◆ **Instruction**:
Repeat, exactly and completely, the entries shown underneath.

--- Start ---

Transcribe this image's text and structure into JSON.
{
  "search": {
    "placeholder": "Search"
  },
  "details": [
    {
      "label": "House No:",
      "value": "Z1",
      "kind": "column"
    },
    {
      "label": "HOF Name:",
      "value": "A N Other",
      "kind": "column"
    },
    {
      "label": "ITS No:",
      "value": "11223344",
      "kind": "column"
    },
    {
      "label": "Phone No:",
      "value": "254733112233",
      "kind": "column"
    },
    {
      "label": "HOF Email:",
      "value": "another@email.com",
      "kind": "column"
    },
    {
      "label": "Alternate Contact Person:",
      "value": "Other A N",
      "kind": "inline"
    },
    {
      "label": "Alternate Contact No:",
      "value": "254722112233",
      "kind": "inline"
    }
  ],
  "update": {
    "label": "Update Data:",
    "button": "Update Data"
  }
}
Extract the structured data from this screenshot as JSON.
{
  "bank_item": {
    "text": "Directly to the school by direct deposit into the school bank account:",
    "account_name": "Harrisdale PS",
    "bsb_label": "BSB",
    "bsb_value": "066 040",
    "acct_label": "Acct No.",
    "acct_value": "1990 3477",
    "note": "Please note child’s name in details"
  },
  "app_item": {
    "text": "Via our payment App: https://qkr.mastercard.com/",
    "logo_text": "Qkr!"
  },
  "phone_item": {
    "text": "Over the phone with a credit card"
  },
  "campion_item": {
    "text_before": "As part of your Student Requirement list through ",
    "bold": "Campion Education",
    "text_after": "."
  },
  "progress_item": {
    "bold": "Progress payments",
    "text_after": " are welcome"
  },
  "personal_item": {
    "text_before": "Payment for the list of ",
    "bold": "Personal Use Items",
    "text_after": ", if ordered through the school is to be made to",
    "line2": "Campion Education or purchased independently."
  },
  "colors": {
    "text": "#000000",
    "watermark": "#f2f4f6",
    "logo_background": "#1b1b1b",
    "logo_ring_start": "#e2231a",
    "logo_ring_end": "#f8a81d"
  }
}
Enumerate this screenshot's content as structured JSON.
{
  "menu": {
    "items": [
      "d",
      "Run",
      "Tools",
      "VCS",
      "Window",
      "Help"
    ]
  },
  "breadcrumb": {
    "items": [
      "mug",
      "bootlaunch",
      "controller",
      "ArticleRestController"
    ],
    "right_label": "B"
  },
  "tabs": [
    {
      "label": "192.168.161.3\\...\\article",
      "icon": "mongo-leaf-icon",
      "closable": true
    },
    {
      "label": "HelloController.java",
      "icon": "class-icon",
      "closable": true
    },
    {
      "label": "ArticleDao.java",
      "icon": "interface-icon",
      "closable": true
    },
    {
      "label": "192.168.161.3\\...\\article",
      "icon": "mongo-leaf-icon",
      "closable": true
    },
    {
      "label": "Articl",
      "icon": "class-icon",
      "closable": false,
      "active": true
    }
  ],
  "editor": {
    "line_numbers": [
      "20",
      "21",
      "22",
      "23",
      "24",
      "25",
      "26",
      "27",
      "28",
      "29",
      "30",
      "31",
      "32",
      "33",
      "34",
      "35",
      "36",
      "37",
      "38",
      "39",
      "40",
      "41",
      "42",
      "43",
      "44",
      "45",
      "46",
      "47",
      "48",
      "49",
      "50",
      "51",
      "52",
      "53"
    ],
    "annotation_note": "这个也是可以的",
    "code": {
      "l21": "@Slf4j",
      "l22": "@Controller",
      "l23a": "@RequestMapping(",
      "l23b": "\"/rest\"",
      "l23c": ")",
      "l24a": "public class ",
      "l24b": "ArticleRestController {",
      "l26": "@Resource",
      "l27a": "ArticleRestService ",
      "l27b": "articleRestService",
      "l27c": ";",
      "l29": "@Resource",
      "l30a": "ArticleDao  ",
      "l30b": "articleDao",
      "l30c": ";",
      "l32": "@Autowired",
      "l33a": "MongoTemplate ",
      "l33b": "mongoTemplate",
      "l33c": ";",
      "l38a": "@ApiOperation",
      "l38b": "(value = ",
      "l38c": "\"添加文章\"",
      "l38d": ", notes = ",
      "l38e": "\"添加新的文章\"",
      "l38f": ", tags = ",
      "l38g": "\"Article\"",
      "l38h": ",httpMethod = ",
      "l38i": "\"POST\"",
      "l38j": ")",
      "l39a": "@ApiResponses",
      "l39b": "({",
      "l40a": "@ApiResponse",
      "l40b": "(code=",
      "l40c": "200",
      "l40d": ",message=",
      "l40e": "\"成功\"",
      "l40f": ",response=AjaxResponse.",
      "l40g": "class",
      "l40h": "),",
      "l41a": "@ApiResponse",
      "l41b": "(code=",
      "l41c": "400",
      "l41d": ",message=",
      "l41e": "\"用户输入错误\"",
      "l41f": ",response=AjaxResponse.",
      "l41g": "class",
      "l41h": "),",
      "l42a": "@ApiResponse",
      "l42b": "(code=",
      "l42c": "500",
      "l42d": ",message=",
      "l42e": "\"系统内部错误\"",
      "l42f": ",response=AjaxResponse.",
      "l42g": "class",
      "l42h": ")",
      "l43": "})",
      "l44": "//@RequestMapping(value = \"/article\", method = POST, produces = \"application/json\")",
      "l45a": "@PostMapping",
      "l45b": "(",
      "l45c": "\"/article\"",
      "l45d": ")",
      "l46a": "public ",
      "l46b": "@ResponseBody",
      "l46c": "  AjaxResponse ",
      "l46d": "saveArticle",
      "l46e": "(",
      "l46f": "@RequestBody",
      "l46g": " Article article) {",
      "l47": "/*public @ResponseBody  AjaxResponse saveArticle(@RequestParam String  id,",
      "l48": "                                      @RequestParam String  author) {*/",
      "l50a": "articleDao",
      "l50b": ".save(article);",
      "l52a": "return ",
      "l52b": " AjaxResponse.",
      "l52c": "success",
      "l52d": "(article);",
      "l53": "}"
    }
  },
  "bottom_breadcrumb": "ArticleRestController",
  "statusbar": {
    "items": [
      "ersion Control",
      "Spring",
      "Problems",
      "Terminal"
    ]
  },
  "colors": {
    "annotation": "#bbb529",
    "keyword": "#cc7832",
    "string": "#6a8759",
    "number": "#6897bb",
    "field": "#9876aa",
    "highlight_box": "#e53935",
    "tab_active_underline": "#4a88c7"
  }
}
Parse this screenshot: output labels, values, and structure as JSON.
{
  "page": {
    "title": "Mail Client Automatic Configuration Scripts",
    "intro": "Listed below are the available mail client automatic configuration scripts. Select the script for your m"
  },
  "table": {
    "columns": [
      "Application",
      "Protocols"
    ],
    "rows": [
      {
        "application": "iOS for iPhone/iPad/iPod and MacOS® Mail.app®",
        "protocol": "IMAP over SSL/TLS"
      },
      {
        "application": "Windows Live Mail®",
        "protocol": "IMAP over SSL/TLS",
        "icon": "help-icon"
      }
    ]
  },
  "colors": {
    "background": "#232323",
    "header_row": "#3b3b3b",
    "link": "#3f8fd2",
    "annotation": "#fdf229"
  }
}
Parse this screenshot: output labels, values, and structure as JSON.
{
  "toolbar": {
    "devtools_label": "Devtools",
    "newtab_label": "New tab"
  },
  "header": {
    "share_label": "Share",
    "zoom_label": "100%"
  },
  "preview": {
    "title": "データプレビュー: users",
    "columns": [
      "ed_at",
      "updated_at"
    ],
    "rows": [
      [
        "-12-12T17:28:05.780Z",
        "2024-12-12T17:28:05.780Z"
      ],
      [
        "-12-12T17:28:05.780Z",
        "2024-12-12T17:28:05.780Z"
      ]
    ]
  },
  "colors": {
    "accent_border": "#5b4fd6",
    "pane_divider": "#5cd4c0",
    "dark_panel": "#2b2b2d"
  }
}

--- End ---

◆ **Solution**:
Transcribe this image's text and structure into JSON.
{
  "search": {
    "placeholder": "Search"
  },
  "details": [
    {
      "label": "House No:",
      "value": "Z1",
      "kind": "column"
    },
    {
      "label": "HOF Name:",
      "value": "A N Other",
      "kind": "column"
    },
    {
      "label": "ITS No:",
      "value": "11223344",
      "kind": "column"
    },
    {
      "label": "Phone No:",
      "value": "254733112233",
      "kind": "column"
    },
    {
      "label": "HOF Email:",
      "value": "another@email.com",
      "kind": "column"
    },
    {
      "label": "Alternate Contact Person:",
      "value": "Other A N",
      "kind": "inline"
    },
    {
      "label": "Alternate Contact No:",
      "value": "254722112233",
      "kind": "inline"
    }
  ],
  "update": {
    "label": "Update Data:",
    "button": "Update Data"
  }
}
Extract the structured data from this screenshot as JSON.
{
  "bank_item": {
    "text": "Directly to the school by direct deposit into the school bank account:",
    "account_name": "Harrisdale PS",
    "bsb_label": "BSB",
    "bsb_value": "066 040",
    "acct_label": "Acct No.",
    "acct_value": "1990 3477",
    "note": "Please note child’s name in details"
  },
  "app_item": {
    "text": "Via our payment App: https://qkr.mastercard.com/",
    "logo_text": "Qkr!"
  },
  "phone_item": {
    "text": "Over the phone with a credit card"
  },
  "campion_item": {
    "text_before": "As part of your Student Requirement list through ",
    "bold": "Campion Education",
    "text_after": "."
  },
  "progress_item": {
    "bold": "Progress payments",
    "text_after": " are welcome"
  },
  "personal_item": {
    "text_before": "Payment for the list of ",
    "bold": "Personal Use Items",
    "text_after": ", if ordered through the school is to be made to",
    "line2": "Campion Education or purchased independently."
  },
  "colors": {
    "text": "#000000",
    "watermark": "#f2f4f6",
    "logo_background": "#1b1b1b",
    "logo_ring_start": "#e2231a",
    "logo_ring_end": "#f8a81d"
  }
}
Enumerate this screenshot's content as structured JSON.
{
  "menu": {
    "items": [
      "d",
      "Run",
      "Tools",
      "VCS",
      "Window",
      "Help"
    ]
  },
  "breadcrumb": {
    "items": [
      "mug",
      "bootlaunch",
      "controller",
      "ArticleRestController"
    ],
    "right_label": "B"
  },
  "tabs": [
    {
      "label": "192.168.161.3\\...\\article",
      "icon": "mongo-leaf-icon",
      "closable": true
    },
    {
      "label": "HelloController.java",
      "icon": "class-icon",
      "closable": true
    },
    {
      "label": "ArticleDao.java",
      "icon": "interface-icon",
      "closable": true
    },
    {
      "label": "192.168.161.3\\...\\article",
      "icon": "mongo-leaf-icon",
      "closable": true
    },
    {
      "label": "Articl",
      "icon": "class-icon",
      "closable": false,
      "active": true
    }
  ],
  "editor": {
    "line_numbers": [
      "20",
      "21",
      "22",
      "23",
      "24",
      "25",
      "26",
      "27",
      "28",
      "29",
      "30",
      "31",
      "32",
      "33",
      "34",
      "35",
      "36",
      "37",
      "38",
      "39",
      "40",
      "41",
      "42",
      "43",
      "44",
      "45",
      "46",
      "47",
      "48",
      "49",
      "50",
      "51",
      "52",
      "53"
    ],
    "annotation_note": "这个也是可以的",
    "code": {
      "l21": "@Slf4j",
      "l22": "@Controller",
      "l23a": "@RequestMapping(",
      "l23b": "\"/rest\"",
      "l23c": ")",
      "l24a": "public class ",
      "l24b": "ArticleRestController {",
      "l26": "@Resource",
      "l27a": "ArticleRestService ",
      "l27b": "articleRestService",
      "l27c": ";",
      "l29": "@Resource",
      "l30a": "ArticleDao  ",
      "l30b": "articleDao",
      "l30c": ";",
      "l32": "@Autowired",
      "l33a": "MongoTemplate ",
      "l33b": "mongoTemplate",
      "l33c": ";",
      "l38a": "@ApiOperation",
      "l38b": "(value = ",
      "l38c": "\"添加文章\"",
      "l38d": ", notes = ",
      "l38e": "\"添加新的文章\"",
      "l38f": ", tags = ",
      "l38g": "\"Article\"",
      "l38h": ",httpMethod = ",
      "l38i": "\"POST\"",
      "l38j": ")",
      "l39a": "@ApiResponses",
      "l39b": "({",
      "l40a": "@ApiResponse",
      "l40b": "(code=",
      "l40c": "200",
      "l40d": ",message=",
      "l40e": "\"成功\"",
      "l40f": ",response=AjaxResponse.",
      "l40g": "class",
      "l40h": "),",
      "l41a": "@ApiResponse",
      "l41b": "(code=",
      "l41c": "400",
      "l41d": ",message=",
      "l41e": "\"用户输入错误\"",
      "l41f": ",response=AjaxResponse.",
      "l41g": "class",
      "l41h": "),",
      "l42a": "@ApiResponse",
      "l42b": "(code=",
      "l42c": "500",
      "l42d": ",message=",
      "l42e": "\"系统内部错误\"",
      "l42f": ",response=AjaxResponse.",
      "l42g": "class",
      "l42h": ")",
      "l43": "})",
      "l44": "//@RequestMapping(value = \"/article\", method = POST, produces = \"application/json\")",
      "l45a": "@PostMapping",
      "l45b": "(",
      "l45c": "\"/article\"",
      "l45d": ")",
      "l46a": "public ",
      "l46b": "@ResponseBody",
      "l46c": "  AjaxResponse ",
      "l46d": "saveArticle",
      "l46e": "(",
      "l46f": "@RequestBody",
      "l46g": " Article article) {",
      "l47": "/*public @ResponseBody  AjaxResponse saveArticle(@RequestParam String  id,",
      "l48": "                                      @RequestParam String  author) {*/",
      "l50a": "articleDao",
      "l50b": ".save(article);",
      "l52a": "return ",
      "l52b": " AjaxResponse.",
      "l52c": "success",
      "l52d": "(article);",
      "l53": "}"
    }
  },
  "bottom_breadcrumb": "ArticleRestController",
  "statusbar": {
    "items": [
      "ersion Control",
      "Spring",
      "Problems",
      "Terminal"
    ]
  },
  "colors": {
    "annotation": "#bbb529",
    "keyword": "#cc7832",
    "string": "#6a8759",
    "number": "#6897bb",
    "field": "#9876aa",
    "highlight_box": "#e53935",
    "tab_active_underline": "#4a88c7"
  }
}
Parse this screenshot: output labels, values, and structure as JSON.
{
  "page": {
    "title": "Mail Client Automatic Configuration Scripts",
    "intro": "Listed below are the available mail client automatic configuration scripts. Select the script for your m"
  },
  "table": {
    "columns": [
      "Application",
      "Protocols"
    ],
    "rows": [
      {
        "application": "iOS for iPhone/iPad/iPod and MacOS® Mail.app®",
        "protocol": "IMAP over SSL/TLS"
      },
      {
        "application": "Windows Live Mail®",
        "protocol": "IMAP over SSL/TLS",
        "icon": "help-icon"
      }
    ]
  },
  "colors": {
    "background": "#232323",
    "header_row": "#3b3b3b",
    "link": "#3f8fd2",
    "annotation": "#fdf229"
  }
}
Parse this screenshot: output labels, values, and structure as JSON.
{
  "toolbar": {
    "devtools_label": "Devtools",
    "newtab_label": "New tab"
  },
  "header": {
    "share_label": "Share",
    "zoom_label": "100%"
  },
  "preview": {
    "title": "データプレビュー: users",
    "columns": [
      "ed_at",
      "updated_at"
    ],
    "rows": [
      [
        "-12-12T17:28:05.780Z",
        "2024-12-12T17:28:05.780Z"
      ],
      [
        "-12-12T17:28:05.780Z",
        "2024-12-12T17:28:05.780Z"
      ]
    ]
  },
  "colors": {
    "accent_border": "#5b4fd6",
    "pane_divider": "#5cd4c0",
    "dark_panel": "#2b2b2d"
  }
}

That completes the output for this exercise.